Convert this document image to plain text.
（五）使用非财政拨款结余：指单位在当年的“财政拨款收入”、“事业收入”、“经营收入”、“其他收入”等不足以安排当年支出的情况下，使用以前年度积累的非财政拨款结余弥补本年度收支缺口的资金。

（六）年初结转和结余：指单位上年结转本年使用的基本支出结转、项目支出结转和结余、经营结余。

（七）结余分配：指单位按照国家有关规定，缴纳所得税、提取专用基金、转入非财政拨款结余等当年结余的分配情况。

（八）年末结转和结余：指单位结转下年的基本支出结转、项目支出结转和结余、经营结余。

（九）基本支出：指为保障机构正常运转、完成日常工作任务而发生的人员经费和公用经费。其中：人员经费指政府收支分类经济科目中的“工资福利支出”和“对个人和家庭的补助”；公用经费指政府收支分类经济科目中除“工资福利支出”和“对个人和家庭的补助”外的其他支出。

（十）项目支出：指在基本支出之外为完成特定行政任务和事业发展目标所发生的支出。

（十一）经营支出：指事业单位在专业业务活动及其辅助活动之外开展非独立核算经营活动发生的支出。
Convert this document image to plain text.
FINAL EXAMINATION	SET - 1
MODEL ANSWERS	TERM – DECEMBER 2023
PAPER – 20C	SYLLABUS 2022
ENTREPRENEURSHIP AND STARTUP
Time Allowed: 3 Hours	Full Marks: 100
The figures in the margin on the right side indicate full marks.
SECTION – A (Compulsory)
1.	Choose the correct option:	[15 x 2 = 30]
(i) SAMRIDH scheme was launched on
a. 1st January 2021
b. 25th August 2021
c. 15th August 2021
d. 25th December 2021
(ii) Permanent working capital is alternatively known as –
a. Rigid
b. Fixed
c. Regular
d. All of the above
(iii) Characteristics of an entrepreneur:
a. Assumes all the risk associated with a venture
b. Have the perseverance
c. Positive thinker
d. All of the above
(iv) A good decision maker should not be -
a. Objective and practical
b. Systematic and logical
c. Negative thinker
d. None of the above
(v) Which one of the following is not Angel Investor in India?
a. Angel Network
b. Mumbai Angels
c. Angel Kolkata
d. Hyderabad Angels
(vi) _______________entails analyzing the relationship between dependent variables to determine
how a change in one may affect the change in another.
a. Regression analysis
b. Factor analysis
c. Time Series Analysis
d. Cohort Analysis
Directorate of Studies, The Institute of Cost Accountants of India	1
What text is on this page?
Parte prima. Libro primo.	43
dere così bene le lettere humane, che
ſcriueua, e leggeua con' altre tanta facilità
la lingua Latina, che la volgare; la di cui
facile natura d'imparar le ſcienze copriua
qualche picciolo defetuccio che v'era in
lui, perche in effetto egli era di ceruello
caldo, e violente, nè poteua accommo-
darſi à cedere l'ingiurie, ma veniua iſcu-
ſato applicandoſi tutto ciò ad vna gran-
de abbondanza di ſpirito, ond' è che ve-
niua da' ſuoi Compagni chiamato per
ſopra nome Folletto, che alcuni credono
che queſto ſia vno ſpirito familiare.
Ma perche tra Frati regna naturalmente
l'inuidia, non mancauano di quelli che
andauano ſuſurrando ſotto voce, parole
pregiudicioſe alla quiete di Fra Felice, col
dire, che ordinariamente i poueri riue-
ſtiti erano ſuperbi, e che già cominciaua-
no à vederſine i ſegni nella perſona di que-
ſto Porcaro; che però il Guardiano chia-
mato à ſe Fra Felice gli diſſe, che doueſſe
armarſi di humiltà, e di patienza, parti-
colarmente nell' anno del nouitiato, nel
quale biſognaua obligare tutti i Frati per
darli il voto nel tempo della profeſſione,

- **What you are asked to do**:
Would you write down every record again, exactly?

- **In response**:
Convert this document image to plain text.
（五）使用非财政拨款结余：指单位在当年的“财政拨款收入”、“事业收入”、“经营收入”、“其他收入”等不足以安排当年支出的情况下，使用以前年度积累的非财政拨款结余弥补本年度收支缺口的资金。

（六）年初结转和结余：指单位上年结转本年使用的基本支出结转、项目支出结转和结余、经营结余。

（七）结余分配：指单位按照国家有关规定，缴纳所得税、提取专用基金、转入非财政拨款结余等当年结余的分配情况。

（八）年末结转和结余：指单位结转下年的基本支出结转、项目支出结转和结余、经营结余。

（九）基本支出：指为保障机构正常运转、完成日常工作任务而发生的人员经费和公用经费。其中：人员经费指政府收支分类经济科目中的“工资福利支出”和“对个人和家庭的补助”；公用经费指政府收支分类经济科目中除“工资福利支出”和“对个人和家庭的补助”外的其他支出。

（十）项目支出：指在基本支出之外为完成特定行政任务和事业发展目标所发生的支出。

（十一）经营支出：指事业单位在专业业务活动及其辅助活动之外开展非独立核算经营活动发生的支出。
Convert this document image to plain text.
FINAL EXAMINATION	SET - 1
MODEL ANSWERS	TERM – DECEMBER 2023
PAPER – 20C	SYLLABUS 2022
ENTREPRENEURSHIP AND STARTUP
Time Allowed: 3 Hours	Full Marks: 100
The figures in the margin on the right side indicate full marks.
SECTION – A (Compulsory)
1.	Choose the correct option:	[15 x 2 = 30]
(i) SAMRIDH scheme was launched on
a. 1st January 2021
b. 25th August 2021
c. 15th August 2021
d. 25th December 2021
(ii) Permanent working capital is alternatively known as –
a. Rigid
b. Fixed
c. Regular
d. All of the above
(iii) Characteristics of an entrepreneur:
a. Assumes all the risk associated with a venture
b. Have the perseverance
c. Positive thinker
d. All of the above
(iv) A good decision maker should not be -
a. Objective and practical
b. Systematic and logical
c. Negative thinker
d. None of the above
(v) Which one of the following is not Angel Investor in India?
a. Angel Network
b. Mumbai Angels
c. Angel Kolkata
d. Hyderabad Angels
(vi) _______________entails analyzing the relationship between dependent variables to determine
how a change in one may affect the change in another.
a. Regression analysis
b. Factor analysis
c. Time Series Analysis
d. Cohort Analysis
Directorate of Studies, The Institute of Cost Accountants of India	1
What text is on this page?
Parte prima. Libro primo.	43
dere così bene le lettere humane, che
ſcriueua, e leggeua con' altre tanta facilità
la lingua Latina, che la volgare; la di cui
facile natura d'imparar le ſcienze copriua
qualche picciolo defetuccio che v'era in
lui, perche in effetto egli era di ceruello
caldo, e violente, nè poteua accommo-
darſi à cedere l'ingiurie, ma veniua iſcu-
ſato applicandoſi tutto ciò ad vna gran-
de abbondanza di ſpirito, ond' è che ve-
niua da' ſuoi Compagni chiamato per
ſopra nome Folletto, che alcuni credono
che queſto ſia vno ſpirito familiare.
Ma perche tra Frati regna naturalmente
l'inuidia, non mancauano di quelli che
andauano ſuſurrando ſotto voce, parole
pregiudicioſe alla quiete di Fra Felice, col
dire, che ordinariamente i poueri riue-
ſtiti erano ſuperbi, e che già cominciaua-
no à vederſine i ſegni nella perſona di que-
ſto Porcaro; che però il Guardiano chia-
mato à ſe Fra Felice gli diſſe, che doueſſe
armarſi di humiltà, e di patienza, parti-
colarmente nell' anno del nouitiato, nel
quale biſognaua obligare tutti i Frati per
darli il voto nel tempo della profeſſione,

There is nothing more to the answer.